* EXCERPTED RECORDS
>>>>

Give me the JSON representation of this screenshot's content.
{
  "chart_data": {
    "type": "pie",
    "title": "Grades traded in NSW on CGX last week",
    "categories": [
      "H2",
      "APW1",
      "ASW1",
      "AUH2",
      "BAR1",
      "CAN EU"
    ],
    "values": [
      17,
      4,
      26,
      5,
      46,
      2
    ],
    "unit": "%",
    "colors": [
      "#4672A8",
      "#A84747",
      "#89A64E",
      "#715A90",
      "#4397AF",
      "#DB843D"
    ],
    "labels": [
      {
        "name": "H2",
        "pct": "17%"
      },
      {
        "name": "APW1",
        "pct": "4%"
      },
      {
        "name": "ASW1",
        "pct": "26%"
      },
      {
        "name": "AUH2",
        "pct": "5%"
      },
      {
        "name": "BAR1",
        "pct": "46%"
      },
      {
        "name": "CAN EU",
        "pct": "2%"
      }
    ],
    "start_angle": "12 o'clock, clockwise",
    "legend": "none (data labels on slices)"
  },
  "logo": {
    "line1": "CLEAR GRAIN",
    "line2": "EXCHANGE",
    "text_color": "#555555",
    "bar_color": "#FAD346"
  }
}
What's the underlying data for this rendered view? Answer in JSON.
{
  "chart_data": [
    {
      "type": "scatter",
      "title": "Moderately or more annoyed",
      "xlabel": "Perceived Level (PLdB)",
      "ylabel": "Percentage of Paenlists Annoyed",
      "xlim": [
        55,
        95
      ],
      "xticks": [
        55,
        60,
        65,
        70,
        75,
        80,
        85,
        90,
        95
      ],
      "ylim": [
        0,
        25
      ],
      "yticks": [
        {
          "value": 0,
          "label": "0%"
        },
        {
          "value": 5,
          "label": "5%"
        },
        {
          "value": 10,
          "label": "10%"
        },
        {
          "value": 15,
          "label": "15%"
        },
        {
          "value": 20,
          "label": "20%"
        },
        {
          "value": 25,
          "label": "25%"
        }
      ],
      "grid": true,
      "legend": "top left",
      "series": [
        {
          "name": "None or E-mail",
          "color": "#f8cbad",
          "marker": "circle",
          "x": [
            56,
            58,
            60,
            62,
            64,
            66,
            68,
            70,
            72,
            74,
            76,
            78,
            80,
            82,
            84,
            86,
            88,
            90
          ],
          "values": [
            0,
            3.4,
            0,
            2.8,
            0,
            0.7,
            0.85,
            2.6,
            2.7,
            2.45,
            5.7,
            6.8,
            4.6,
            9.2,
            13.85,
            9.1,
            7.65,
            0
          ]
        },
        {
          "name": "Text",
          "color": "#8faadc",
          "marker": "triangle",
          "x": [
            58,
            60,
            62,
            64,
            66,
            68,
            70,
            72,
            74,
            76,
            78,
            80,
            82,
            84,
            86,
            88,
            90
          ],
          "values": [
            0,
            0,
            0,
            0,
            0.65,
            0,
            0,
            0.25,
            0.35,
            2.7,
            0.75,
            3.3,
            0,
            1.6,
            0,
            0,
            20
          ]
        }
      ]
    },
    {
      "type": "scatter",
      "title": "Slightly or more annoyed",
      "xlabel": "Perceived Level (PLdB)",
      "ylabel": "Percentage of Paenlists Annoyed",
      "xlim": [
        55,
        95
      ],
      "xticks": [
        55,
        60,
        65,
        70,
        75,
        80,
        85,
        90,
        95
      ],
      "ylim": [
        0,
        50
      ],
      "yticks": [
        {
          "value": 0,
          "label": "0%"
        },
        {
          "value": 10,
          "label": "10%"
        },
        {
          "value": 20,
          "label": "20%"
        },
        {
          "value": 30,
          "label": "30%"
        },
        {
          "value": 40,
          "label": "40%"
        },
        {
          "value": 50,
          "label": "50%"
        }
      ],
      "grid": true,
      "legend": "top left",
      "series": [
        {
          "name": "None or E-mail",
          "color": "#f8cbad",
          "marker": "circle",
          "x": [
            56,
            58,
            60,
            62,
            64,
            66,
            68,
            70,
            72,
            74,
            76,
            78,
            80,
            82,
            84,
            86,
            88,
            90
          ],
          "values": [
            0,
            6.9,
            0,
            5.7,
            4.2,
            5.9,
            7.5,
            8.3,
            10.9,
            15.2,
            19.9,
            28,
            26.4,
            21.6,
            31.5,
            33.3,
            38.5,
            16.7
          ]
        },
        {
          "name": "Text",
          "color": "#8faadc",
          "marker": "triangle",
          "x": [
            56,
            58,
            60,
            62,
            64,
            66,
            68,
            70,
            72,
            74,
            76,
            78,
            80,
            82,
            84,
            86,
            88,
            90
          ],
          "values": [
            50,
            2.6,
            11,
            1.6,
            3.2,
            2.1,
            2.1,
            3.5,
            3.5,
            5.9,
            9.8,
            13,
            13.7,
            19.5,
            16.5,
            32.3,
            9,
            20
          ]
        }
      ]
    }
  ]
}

<<<<

* EXERCISE INSTRUCTIONS
Only lines that contain the word "this" are wanted; copy each of them.

* THE OUTPUT
Give me the JSON representation of this screenshot's content.
What's the underlying data for this rendered view? Answer in JSON.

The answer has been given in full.